▶ _SHORT EXERCISE_:
Print the listing below in its entirety, character for character.

■ ■ ■ ■

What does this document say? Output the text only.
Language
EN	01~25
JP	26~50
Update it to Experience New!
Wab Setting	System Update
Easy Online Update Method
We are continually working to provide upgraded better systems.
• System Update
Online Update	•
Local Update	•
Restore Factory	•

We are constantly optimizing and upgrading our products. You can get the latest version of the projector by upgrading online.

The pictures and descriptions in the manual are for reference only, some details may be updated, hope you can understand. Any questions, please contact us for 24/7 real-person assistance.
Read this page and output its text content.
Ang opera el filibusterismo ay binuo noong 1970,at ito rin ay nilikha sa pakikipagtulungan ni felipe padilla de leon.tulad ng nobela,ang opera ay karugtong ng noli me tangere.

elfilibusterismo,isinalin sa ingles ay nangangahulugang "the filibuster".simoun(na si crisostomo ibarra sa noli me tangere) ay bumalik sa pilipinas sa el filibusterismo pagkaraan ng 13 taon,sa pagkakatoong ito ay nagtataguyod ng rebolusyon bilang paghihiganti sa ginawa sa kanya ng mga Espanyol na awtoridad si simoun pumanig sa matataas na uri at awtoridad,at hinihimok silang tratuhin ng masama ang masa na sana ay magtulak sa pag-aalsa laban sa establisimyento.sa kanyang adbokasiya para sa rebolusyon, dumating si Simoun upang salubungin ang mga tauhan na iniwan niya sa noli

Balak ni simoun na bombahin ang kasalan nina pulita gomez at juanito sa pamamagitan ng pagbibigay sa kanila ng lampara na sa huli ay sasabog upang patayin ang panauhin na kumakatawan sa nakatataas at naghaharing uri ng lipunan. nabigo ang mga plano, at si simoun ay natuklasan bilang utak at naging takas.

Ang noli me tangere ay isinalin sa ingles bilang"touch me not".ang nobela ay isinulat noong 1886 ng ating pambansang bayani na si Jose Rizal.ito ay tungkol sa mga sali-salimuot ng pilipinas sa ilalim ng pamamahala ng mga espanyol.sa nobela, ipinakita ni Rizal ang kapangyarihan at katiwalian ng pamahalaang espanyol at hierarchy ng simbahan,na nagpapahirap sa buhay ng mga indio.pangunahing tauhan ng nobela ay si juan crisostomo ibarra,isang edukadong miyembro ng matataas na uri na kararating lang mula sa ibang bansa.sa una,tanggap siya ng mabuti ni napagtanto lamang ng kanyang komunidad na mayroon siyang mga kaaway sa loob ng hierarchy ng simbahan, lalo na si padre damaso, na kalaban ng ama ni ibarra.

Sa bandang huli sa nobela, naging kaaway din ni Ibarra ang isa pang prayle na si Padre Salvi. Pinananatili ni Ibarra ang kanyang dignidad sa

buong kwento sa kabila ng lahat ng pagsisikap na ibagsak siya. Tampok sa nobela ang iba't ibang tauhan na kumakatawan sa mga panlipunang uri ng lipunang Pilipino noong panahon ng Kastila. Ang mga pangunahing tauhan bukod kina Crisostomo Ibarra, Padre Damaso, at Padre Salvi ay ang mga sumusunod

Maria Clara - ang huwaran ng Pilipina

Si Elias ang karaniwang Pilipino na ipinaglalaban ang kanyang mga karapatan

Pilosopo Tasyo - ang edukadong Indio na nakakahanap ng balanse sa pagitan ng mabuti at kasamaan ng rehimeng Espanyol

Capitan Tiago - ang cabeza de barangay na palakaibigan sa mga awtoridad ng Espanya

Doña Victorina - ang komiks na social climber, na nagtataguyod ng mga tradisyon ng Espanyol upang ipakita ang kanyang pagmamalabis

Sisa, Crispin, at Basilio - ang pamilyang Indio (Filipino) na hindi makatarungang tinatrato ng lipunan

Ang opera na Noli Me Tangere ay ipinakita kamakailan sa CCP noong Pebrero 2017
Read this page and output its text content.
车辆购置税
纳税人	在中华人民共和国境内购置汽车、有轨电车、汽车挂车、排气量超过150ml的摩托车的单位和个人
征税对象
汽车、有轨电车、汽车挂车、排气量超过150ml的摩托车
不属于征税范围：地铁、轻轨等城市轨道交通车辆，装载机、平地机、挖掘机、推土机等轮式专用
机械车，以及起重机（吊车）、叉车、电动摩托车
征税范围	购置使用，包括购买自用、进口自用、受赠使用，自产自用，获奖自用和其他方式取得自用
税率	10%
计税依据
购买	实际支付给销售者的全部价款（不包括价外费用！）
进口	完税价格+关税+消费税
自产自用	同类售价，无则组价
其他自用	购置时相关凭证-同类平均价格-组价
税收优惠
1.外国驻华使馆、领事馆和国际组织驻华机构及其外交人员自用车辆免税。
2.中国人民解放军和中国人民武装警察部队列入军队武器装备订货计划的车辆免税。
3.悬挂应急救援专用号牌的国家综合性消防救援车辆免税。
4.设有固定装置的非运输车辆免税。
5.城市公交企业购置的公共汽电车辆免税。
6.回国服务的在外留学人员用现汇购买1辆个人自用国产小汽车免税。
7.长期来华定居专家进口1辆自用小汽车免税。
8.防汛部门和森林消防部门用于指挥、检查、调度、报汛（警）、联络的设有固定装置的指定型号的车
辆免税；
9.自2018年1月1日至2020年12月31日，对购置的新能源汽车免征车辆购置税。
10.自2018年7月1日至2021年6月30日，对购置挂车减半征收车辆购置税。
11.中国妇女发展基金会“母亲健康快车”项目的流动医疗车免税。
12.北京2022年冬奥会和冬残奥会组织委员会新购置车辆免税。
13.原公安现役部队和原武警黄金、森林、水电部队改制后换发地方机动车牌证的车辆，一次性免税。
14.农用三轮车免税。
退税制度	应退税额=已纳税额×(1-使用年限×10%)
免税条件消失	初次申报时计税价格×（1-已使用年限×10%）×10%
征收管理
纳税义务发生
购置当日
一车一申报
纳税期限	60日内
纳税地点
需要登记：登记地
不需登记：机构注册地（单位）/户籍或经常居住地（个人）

■ ■ ■ ■

▶ _ANSWER FOR THE TASK_:
What does this document say? Output the text only.
Language
EN	01~25
JP	26~50
Update it to Experience New!
Wab Setting	System Update
Easy Online Update Method
We are continually working to provide upgraded better systems.
• System Update
Online Update	•
Local Update	•
Restore Factory	•

We are constantly optimizing and upgrading our products. You can get the latest version of the projector by upgrading online.

The pictures and descriptions in the manual are for reference only, some details may be updated, hope you can understand. Any questions, please contact us for 24/7 real-person assistance.
Read this page and output its text content.
Ang opera el filibusterismo ay binuo noong 1970,at ito rin ay nilikha sa pakikipagtulungan ni felipe padilla de leon.tulad ng nobela,ang opera ay karugtong ng noli me tangere.

elfilibusterismo,isinalin sa ingles ay nangangahulugang "the filibuster".simoun(na si crisostomo ibarra sa noli me tangere) ay bumalik sa pilipinas sa el filibusterismo pagkaraan ng 13 taon,sa pagkakatoong ito ay nagtataguyod ng rebolusyon bilang paghihiganti sa ginawa sa kanya ng mga Espanyol na awtoridad si simoun pumanig sa matataas na uri at awtoridad,at hinihimok silang tratuhin ng masama ang masa na sana ay magtulak sa pag-aalsa laban sa establisimyento.sa kanyang adbokasiya para sa rebolusyon, dumating si Simoun upang salubungin ang mga tauhan na iniwan niya sa noli

Balak ni simoun na bombahin ang kasalan nina pulita gomez at juanito sa pamamagitan ng pagbibigay sa kanila ng lampara na sa huli ay sasabog upang patayin ang panauhin na kumakatawan sa nakatataas at naghaharing uri ng lipunan. nabigo ang mga plano, at si simoun ay natuklasan bilang utak at naging takas.

Ang noli me tangere ay isinalin sa ingles bilang"touch me not".ang nobela ay isinulat noong 1886 ng ating pambansang bayani na si Jose Rizal.ito ay tungkol sa mga sali-salimuot ng pilipinas sa ilalim ng pamamahala ng mga espanyol.sa nobela, ipinakita ni Rizal ang kapangyarihan at katiwalian ng pamahalaang espanyol at hierarchy ng simbahan,na nagpapahirap sa buhay ng mga indio.pangunahing tauhan ng nobela ay si juan crisostomo ibarra,isang edukadong miyembro ng matataas na uri na kararating lang mula sa ibang bansa.sa una,tanggap siya ng mabuti ni napagtanto lamang ng kanyang komunidad na mayroon siyang mga kaaway sa loob ng hierarchy ng simbahan, lalo na si padre damaso, na kalaban ng ama ni ibarra.

Sa bandang huli sa nobela, naging kaaway din ni Ibarra ang isa pang prayle na si Padre Salvi. Pinananatili ni Ibarra ang kanyang dignidad sa

buong kwento sa kabila ng lahat ng pagsisikap na ibagsak siya. Tampok sa nobela ang iba't ibang tauhan na kumakatawan sa mga panlipunang uri ng lipunang Pilipino noong panahon ng Kastila. Ang mga pangunahing tauhan bukod kina Crisostomo Ibarra, Padre Damaso, at Padre Salvi ay ang mga sumusunod

Maria Clara - ang huwaran ng Pilipina

Si Elias ang karaniwang Pilipino na ipinaglalaban ang kanyang mga karapatan

Pilosopo Tasyo - ang edukadong Indio na nakakahanap ng balanse sa pagitan ng mabuti at kasamaan ng rehimeng Espanyol

Capitan Tiago - ang cabeza de barangay na palakaibigan sa mga awtoridad ng Espanya

Doña Victorina - ang komiks na social climber, na nagtataguyod ng mga tradisyon ng Espanyol upang ipakita ang kanyang pagmamalabis

Sisa, Crispin, at Basilio - ang pamilyang Indio (Filipino) na hindi makatarungang tinatrato ng lipunan

Ang opera na Noli Me Tangere ay ipinakita kamakailan sa CCP noong Pebrero 2017
Read this page and output its text content.
车辆购置税
纳税人	在中华人民共和国境内购置汽车、有轨电车、汽车挂车、排气量超过150ml的摩托车的单位和个人
征税对象
汽车、有轨电车、汽车挂车、排气量超过150ml的摩托车
不属于征税范围：地铁、轻轨等城市轨道交通车辆，装载机、平地机、挖掘机、推土机等轮式专用
机械车，以及起重机（吊车）、叉车、电动摩托车
征税范围	购置使用，包括购买自用、进口自用、受赠使用，自产自用，获奖自用和其他方式取得自用
税率	10%
计税依据
购买	实际支付给销售者的全部价款（不包括价外费用！）
进口	完税价格+关税+消费税
自产自用	同类售价，无则组价
其他自用	购置时相关凭证-同类平均价格-组价
税收优惠
1.外国驻华使馆、领事馆和国际组织驻华机构及其外交人员自用车辆免税。
2.中国人民解放军和中国人民武装警察部队列入军队武器装备订货计划的车辆免税。
3.悬挂应急救援专用号牌的国家综合性消防救援车辆免税。
4.设有固定装置的非运输车辆免税。
5.城市公交企业购置的公共汽电车辆免税。
6.回国服务的在外留学人员用现汇购买1辆个人自用国产小汽车免税。
7.长期来华定居专家进口1辆自用小汽车免税。
8.防汛部门和森林消防部门用于指挥、检查、调度、报汛（警）、联络的设有固定装置的指定型号的车
辆免税；
9.自2018年1月1日至2020年12月31日，对购置的新能源汽车免征车辆购置税。
10.自2018年7月1日至2021年6月30日，对购置挂车减半征收车辆购置税。
11.中国妇女发展基金会“母亲健康快车”项目的流动医疗车免税。
12.北京2022年冬奥会和冬残奥会组织委员会新购置车辆免税。
13.原公安现役部队和原武警黄金、森林、水电部队改制后换发地方机动车牌证的车辆，一次性免税。
14.农用三轮车免税。
退税制度	应退税额=已纳税额×(1-使用年限×10%)
免税条件消失	初次申报时计税价格×（1-已使用年限×10%）×10%
征收管理
纳税义务发生
购置当日
一车一申报
纳税期限	60日内
纳税地点
需要登记：登记地
不需登记：机构注册地（单位）/户籍或经常居住地（个人）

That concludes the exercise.